PROBLEM DESCRIPTION =
Among the entries that follow, tally the lines with the string "thumb". Give no more than the number.
>> Start EXERCISE MATERIALS
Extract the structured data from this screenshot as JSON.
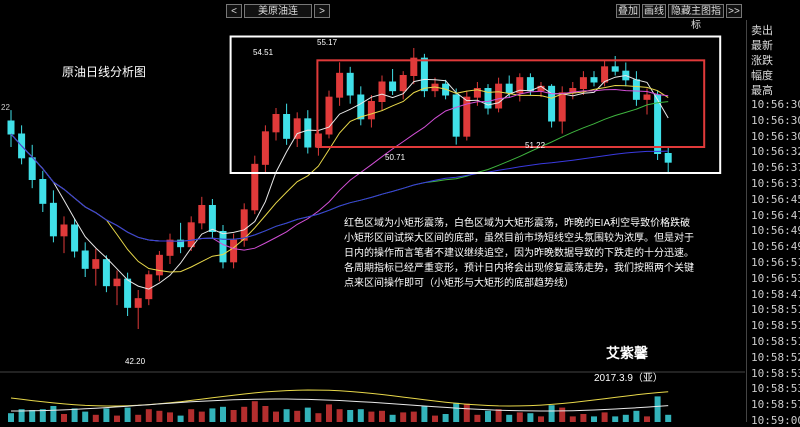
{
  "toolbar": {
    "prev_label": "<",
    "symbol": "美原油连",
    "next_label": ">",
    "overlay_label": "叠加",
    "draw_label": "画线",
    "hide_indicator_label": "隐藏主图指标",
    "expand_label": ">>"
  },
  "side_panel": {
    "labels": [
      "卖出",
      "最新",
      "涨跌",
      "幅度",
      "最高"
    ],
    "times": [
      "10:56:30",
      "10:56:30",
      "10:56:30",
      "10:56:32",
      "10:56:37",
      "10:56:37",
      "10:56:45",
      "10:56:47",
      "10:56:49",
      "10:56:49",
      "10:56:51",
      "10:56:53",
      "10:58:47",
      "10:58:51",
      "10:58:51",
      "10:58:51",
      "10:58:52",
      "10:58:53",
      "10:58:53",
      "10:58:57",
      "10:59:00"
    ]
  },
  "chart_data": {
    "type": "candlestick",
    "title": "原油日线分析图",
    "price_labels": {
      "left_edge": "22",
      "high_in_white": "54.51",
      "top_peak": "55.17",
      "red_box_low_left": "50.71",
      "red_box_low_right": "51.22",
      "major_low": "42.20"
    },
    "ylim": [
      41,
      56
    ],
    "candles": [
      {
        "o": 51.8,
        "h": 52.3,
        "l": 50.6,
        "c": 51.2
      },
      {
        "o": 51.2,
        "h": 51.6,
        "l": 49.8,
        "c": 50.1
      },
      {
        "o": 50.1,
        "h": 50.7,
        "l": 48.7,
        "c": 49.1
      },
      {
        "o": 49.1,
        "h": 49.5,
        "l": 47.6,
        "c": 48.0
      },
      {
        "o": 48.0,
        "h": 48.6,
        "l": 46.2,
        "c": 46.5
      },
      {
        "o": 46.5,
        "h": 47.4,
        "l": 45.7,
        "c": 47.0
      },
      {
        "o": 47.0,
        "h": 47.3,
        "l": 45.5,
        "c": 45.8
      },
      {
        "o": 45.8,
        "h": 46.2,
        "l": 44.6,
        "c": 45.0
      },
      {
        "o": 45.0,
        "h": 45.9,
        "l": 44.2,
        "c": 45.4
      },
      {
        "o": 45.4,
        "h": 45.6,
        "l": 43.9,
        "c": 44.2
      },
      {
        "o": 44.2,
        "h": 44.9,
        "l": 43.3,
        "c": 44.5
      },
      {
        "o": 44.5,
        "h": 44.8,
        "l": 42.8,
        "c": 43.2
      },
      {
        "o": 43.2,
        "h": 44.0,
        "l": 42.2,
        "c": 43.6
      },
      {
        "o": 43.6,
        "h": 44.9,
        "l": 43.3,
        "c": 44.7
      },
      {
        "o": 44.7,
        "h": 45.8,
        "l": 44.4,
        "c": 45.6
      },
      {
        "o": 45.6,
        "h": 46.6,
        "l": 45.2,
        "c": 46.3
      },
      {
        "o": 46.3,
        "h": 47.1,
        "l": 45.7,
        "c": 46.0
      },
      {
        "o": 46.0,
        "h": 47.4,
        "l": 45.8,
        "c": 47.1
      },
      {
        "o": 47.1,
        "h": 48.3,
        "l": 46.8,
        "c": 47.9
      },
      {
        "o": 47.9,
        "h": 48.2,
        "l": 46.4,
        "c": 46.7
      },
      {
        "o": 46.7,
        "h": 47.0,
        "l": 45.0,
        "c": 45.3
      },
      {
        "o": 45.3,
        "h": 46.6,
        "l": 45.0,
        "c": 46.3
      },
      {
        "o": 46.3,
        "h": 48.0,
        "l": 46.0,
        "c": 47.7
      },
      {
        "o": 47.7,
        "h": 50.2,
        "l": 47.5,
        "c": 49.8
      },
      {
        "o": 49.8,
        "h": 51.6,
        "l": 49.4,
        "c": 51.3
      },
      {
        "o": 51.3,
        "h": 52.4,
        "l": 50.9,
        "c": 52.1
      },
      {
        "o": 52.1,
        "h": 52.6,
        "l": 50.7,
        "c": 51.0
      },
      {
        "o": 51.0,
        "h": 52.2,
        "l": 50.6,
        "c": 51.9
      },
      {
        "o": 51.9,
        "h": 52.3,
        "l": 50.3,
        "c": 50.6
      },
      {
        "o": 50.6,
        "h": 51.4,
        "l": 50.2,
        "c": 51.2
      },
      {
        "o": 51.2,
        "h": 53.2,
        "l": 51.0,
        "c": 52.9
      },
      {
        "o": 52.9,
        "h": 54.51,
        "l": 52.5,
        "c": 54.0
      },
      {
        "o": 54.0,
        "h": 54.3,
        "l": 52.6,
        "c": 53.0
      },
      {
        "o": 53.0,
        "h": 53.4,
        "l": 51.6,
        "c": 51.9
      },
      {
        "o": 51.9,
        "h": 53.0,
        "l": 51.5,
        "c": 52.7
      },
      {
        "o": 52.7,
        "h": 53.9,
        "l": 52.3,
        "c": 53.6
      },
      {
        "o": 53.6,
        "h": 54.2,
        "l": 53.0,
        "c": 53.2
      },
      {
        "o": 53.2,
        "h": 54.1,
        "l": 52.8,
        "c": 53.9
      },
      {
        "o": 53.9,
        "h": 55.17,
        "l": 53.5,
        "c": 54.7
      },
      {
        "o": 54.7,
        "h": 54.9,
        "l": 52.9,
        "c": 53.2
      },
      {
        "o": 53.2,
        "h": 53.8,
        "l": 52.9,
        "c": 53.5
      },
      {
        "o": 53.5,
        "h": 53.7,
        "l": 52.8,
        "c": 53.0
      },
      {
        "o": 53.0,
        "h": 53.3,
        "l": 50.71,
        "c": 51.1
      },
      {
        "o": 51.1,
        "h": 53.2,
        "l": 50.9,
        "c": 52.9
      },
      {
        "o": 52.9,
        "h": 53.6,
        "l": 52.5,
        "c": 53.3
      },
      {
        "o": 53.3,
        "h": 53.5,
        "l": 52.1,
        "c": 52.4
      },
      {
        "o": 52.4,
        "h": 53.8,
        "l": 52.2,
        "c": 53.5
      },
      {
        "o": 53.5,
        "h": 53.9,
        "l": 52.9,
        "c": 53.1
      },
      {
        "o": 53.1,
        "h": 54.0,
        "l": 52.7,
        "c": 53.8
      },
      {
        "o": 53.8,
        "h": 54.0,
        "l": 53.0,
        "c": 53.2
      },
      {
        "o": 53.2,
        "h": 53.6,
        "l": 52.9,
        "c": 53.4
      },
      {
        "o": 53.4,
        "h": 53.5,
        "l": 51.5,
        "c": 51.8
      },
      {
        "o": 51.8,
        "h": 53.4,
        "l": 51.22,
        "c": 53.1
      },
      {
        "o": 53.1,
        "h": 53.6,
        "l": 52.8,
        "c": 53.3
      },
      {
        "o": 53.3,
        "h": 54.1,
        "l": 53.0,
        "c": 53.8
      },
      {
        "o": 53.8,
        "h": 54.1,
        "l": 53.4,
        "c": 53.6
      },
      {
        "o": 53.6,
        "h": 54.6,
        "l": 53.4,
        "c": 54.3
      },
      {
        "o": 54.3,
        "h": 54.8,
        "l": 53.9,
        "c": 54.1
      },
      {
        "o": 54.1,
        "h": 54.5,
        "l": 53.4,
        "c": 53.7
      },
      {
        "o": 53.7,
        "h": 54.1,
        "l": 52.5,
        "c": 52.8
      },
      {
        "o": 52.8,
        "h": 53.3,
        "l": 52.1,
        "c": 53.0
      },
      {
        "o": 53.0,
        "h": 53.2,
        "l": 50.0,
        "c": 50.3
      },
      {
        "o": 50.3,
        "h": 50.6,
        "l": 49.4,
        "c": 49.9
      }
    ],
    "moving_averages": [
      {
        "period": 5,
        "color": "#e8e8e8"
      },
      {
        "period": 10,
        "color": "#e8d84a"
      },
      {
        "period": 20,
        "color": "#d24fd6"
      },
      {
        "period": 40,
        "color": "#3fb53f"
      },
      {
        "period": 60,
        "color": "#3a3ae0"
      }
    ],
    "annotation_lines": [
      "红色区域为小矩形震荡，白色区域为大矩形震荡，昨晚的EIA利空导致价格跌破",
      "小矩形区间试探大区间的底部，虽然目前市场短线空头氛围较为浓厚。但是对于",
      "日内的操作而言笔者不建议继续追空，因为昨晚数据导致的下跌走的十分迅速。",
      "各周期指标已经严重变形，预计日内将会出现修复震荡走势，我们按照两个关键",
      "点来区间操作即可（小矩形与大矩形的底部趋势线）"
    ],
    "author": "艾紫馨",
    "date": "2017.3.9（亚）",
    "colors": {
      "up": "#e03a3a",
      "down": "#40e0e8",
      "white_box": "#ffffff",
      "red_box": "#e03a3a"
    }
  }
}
>> End EXERCISE MATERIALS
>> Start EXERCISE MATERIALS
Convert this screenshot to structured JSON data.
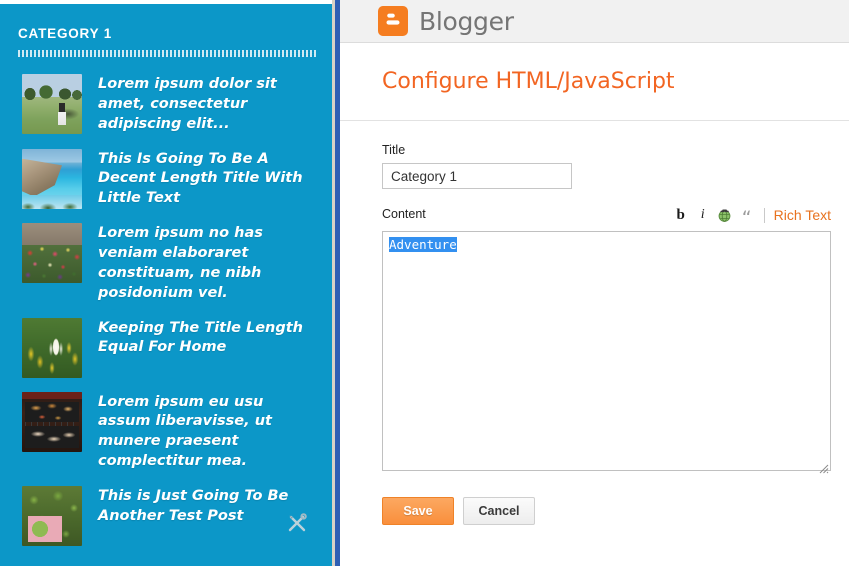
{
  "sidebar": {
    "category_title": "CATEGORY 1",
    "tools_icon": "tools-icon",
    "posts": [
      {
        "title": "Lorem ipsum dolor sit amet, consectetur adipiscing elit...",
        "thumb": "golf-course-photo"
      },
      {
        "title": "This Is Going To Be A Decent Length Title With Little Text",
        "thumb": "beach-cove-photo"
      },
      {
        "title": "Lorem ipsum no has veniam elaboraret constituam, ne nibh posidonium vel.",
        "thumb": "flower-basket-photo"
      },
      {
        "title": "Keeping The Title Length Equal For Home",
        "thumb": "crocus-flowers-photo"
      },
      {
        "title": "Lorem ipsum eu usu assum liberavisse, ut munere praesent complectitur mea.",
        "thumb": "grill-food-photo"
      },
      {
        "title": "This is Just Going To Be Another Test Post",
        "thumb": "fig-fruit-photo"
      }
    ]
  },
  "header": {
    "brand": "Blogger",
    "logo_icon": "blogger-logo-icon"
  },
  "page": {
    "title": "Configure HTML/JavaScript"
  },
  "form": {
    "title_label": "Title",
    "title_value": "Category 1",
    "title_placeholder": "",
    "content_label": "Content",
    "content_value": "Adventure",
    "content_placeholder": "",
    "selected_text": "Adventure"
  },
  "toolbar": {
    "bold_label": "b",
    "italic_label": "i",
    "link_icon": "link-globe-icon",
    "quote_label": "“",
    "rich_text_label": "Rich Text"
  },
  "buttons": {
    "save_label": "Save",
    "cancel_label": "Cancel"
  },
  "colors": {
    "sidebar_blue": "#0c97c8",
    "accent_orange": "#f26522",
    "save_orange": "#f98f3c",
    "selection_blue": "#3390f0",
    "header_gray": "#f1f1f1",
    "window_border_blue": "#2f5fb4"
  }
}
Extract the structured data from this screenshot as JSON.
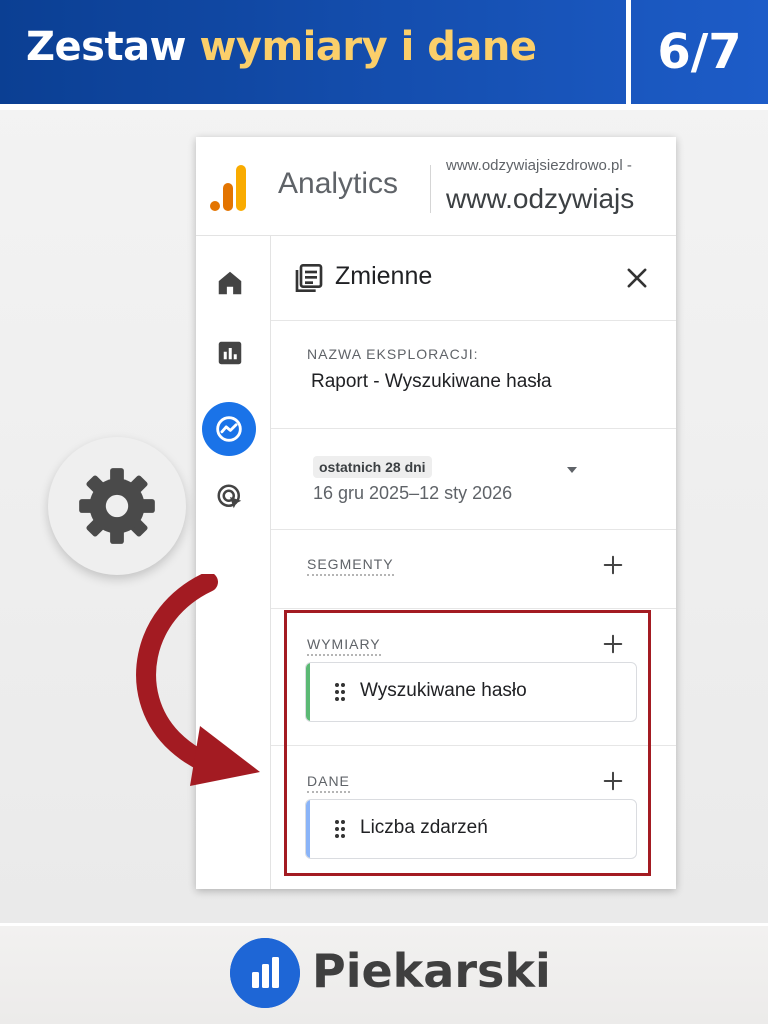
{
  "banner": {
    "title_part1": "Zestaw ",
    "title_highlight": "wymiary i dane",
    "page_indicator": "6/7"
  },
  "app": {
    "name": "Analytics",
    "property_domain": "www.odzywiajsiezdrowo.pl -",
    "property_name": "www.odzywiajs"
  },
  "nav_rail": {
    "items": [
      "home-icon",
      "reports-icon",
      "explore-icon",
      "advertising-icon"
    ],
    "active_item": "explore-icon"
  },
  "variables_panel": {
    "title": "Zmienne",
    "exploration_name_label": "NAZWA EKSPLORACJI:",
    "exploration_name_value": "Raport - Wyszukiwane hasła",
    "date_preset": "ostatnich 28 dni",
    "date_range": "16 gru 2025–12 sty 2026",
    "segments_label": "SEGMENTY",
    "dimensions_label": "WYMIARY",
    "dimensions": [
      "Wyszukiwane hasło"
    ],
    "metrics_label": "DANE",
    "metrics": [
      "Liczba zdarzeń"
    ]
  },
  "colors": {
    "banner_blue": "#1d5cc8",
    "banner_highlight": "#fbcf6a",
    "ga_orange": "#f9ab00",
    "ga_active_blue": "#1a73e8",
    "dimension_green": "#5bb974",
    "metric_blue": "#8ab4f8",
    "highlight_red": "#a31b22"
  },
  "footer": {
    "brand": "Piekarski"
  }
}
>> End EXERCISE MATERIALS
COMPLETE ANSWER =
6